** Start **

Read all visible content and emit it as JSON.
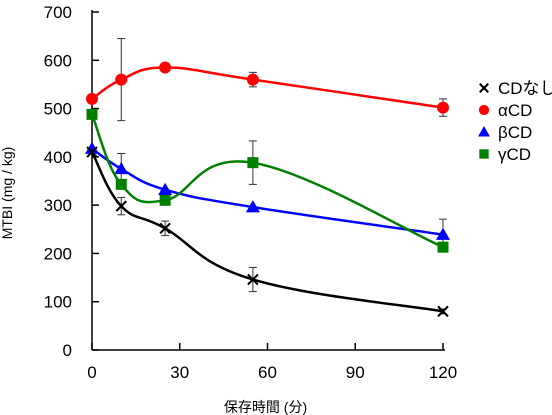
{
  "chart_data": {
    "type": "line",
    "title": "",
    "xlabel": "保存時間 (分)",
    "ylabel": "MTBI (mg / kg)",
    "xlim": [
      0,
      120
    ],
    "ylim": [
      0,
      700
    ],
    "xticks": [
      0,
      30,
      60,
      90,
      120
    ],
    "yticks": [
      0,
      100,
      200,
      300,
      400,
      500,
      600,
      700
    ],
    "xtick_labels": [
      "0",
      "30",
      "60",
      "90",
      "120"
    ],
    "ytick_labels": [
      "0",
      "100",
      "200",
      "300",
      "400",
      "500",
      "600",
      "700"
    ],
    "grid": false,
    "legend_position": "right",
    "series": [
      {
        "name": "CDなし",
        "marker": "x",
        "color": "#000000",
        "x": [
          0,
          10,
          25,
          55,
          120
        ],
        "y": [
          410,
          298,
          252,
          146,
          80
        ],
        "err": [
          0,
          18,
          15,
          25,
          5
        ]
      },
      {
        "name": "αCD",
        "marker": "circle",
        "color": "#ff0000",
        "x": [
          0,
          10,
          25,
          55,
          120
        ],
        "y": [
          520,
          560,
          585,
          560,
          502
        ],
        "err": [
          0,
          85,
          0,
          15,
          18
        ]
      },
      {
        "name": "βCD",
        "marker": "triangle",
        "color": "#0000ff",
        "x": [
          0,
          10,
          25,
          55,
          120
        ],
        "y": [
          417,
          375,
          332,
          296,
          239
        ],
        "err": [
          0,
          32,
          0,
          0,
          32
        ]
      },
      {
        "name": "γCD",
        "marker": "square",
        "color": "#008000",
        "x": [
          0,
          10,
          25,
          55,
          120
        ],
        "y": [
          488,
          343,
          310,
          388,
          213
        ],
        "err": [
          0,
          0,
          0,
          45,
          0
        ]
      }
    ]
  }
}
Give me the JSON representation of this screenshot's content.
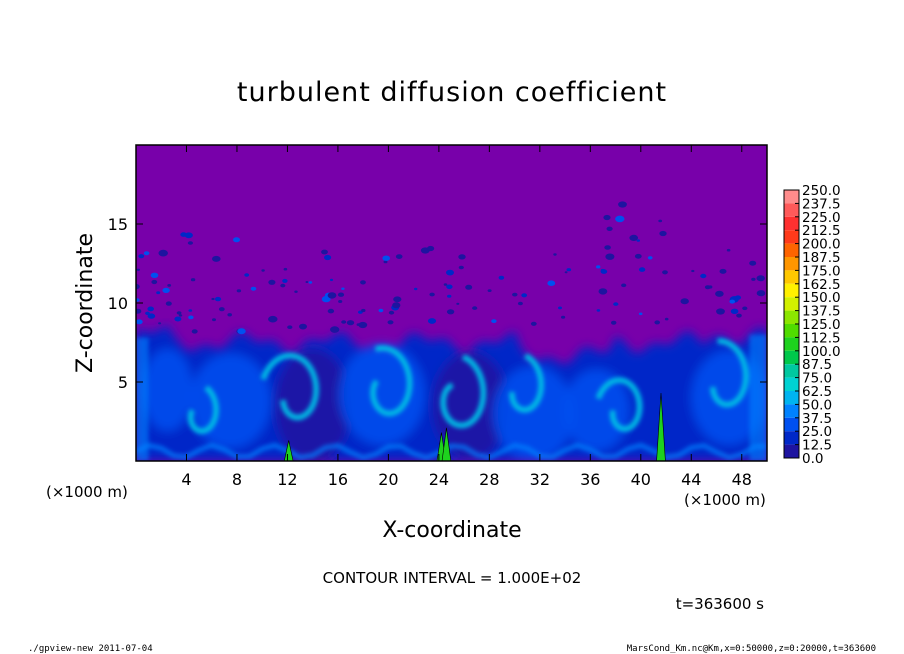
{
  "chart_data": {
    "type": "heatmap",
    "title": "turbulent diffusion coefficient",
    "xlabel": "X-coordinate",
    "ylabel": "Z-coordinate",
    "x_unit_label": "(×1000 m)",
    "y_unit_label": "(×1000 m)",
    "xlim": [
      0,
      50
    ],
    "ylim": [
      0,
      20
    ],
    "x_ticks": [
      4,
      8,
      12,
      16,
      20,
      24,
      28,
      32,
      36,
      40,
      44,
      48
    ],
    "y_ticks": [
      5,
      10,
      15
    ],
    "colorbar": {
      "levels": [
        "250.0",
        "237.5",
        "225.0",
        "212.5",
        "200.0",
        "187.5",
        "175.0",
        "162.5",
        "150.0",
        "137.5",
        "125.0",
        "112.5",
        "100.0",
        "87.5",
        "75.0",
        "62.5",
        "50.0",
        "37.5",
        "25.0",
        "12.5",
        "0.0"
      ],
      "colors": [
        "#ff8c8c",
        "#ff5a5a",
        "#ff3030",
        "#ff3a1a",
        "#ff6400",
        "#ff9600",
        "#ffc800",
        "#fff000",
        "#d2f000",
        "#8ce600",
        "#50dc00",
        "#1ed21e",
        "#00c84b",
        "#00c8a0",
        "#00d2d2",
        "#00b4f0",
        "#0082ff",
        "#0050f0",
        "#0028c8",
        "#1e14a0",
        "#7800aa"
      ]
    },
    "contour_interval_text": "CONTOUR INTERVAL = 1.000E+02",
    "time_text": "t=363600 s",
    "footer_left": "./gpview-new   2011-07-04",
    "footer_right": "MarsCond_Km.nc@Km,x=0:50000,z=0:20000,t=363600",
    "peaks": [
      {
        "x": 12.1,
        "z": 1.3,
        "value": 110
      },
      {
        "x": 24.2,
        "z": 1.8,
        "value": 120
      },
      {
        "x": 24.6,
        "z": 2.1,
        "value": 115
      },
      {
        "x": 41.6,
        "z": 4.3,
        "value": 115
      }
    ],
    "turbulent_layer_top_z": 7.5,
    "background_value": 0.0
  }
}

** End **
** Start **

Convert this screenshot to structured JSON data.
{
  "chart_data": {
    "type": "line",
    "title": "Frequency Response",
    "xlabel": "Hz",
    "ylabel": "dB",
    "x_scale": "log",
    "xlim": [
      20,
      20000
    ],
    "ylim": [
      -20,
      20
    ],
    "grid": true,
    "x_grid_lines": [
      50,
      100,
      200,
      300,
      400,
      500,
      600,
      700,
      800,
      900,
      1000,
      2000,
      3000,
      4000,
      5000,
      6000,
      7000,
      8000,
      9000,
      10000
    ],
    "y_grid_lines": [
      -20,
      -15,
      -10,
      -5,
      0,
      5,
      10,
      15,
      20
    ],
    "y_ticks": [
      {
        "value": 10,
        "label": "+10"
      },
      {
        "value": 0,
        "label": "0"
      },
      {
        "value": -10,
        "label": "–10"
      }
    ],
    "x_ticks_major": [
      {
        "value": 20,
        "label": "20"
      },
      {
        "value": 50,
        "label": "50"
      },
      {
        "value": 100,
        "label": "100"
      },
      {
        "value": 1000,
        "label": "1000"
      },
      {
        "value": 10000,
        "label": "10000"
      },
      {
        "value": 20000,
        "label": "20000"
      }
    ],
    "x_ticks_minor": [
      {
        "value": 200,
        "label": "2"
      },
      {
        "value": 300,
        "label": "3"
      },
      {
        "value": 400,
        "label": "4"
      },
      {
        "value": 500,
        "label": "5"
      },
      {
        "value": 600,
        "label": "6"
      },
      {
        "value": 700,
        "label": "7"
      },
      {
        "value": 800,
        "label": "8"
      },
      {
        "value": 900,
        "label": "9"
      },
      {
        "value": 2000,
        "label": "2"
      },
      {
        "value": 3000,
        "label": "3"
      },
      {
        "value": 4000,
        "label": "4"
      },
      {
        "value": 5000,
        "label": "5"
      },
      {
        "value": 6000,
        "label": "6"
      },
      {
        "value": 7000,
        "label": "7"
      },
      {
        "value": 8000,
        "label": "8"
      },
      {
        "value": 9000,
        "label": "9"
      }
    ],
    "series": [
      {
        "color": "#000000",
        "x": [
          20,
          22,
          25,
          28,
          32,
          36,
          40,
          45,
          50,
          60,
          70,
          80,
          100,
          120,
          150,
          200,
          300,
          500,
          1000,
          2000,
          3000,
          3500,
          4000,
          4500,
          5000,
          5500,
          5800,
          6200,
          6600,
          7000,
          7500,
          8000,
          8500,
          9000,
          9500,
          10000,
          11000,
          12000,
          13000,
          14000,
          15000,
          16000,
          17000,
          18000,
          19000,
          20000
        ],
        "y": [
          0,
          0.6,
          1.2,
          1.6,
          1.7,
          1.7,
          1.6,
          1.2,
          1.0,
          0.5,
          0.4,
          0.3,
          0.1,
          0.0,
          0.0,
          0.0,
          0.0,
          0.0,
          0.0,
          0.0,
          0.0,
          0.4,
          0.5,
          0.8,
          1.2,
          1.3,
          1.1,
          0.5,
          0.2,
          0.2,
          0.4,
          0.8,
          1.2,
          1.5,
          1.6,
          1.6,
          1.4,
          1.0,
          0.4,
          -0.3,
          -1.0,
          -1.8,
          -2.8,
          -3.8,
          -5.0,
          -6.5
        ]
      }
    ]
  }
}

** End **
** Start **

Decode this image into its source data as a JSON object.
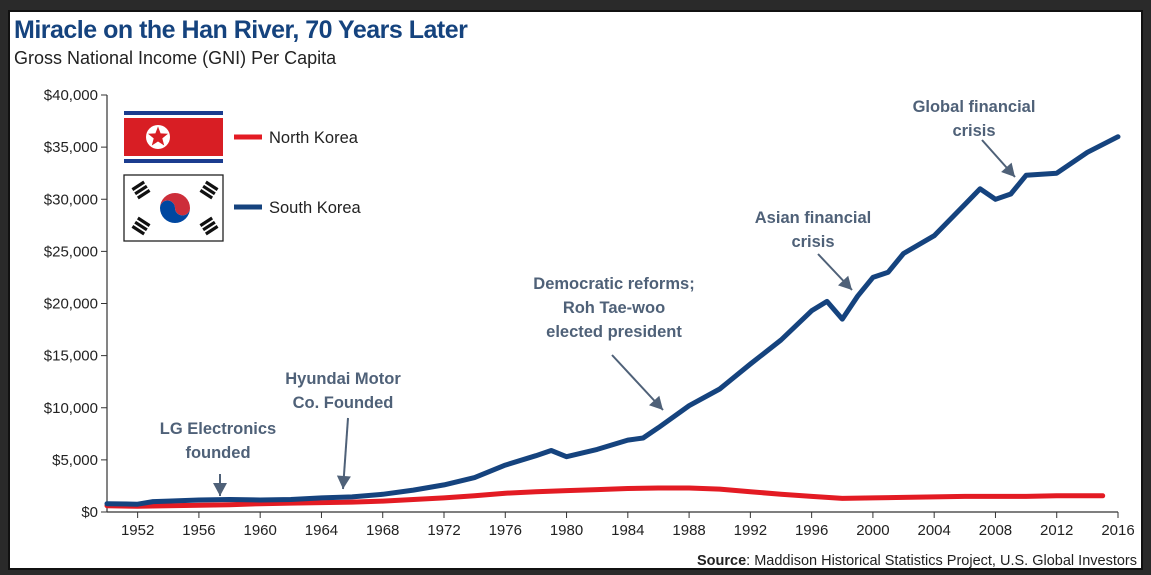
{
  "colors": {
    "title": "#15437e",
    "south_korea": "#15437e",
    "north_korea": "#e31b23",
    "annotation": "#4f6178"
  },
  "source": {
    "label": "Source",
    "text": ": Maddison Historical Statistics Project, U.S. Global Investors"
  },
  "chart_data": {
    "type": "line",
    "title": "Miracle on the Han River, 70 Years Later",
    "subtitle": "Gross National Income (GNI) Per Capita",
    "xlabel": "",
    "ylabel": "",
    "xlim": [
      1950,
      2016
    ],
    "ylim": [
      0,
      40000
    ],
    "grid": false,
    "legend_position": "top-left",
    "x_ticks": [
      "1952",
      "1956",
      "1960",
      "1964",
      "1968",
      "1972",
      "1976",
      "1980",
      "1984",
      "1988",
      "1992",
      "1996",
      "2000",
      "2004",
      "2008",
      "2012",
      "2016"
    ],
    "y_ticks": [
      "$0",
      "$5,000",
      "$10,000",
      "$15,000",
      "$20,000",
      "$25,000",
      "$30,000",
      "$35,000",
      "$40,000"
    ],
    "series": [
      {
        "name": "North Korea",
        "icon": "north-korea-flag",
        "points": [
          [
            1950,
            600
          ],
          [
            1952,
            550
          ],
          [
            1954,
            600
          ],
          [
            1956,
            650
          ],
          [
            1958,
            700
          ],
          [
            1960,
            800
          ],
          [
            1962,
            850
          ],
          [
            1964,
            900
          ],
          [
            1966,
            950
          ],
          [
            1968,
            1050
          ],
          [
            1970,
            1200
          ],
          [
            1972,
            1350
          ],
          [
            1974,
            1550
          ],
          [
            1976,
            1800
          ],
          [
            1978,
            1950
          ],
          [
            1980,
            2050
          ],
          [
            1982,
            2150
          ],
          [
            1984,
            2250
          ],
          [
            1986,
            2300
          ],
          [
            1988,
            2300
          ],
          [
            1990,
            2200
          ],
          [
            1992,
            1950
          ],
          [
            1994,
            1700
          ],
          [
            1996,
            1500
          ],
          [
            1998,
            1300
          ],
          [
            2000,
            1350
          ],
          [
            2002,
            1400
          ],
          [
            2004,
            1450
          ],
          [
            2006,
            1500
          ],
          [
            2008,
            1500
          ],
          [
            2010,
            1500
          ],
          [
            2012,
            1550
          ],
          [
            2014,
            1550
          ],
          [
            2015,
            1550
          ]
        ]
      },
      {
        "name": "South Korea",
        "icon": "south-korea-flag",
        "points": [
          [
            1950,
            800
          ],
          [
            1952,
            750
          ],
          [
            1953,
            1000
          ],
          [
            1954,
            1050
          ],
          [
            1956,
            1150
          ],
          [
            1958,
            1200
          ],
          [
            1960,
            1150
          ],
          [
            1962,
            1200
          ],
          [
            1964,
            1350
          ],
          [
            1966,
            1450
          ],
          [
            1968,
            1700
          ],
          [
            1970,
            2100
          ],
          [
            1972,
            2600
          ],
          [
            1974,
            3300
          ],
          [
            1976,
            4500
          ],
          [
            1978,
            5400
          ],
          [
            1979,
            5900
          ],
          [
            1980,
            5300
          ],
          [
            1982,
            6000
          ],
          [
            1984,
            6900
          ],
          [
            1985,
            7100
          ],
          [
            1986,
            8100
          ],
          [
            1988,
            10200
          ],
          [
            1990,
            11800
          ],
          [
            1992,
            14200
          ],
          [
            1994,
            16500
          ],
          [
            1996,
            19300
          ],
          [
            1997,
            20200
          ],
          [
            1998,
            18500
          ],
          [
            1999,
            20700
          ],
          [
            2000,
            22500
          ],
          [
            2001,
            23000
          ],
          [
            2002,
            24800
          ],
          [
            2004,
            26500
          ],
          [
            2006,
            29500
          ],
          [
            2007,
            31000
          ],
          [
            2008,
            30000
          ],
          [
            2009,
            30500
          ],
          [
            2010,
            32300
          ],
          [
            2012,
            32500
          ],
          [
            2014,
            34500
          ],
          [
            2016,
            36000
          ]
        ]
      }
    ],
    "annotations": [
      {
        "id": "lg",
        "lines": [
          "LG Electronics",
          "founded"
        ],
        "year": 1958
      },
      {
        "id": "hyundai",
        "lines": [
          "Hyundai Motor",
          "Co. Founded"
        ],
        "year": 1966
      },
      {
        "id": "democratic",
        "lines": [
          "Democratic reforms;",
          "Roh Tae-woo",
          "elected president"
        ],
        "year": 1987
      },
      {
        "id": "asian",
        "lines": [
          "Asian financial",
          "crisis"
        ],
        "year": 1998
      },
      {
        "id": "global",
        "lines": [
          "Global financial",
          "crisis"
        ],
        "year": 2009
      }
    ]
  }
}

** End **

• [Exercise objective] Select every line of the material above holding the word "coordinate" and copy it.

• [Result below]
    "xlabel": "X-coordinate",
    "ylabel": "Z-coordinate",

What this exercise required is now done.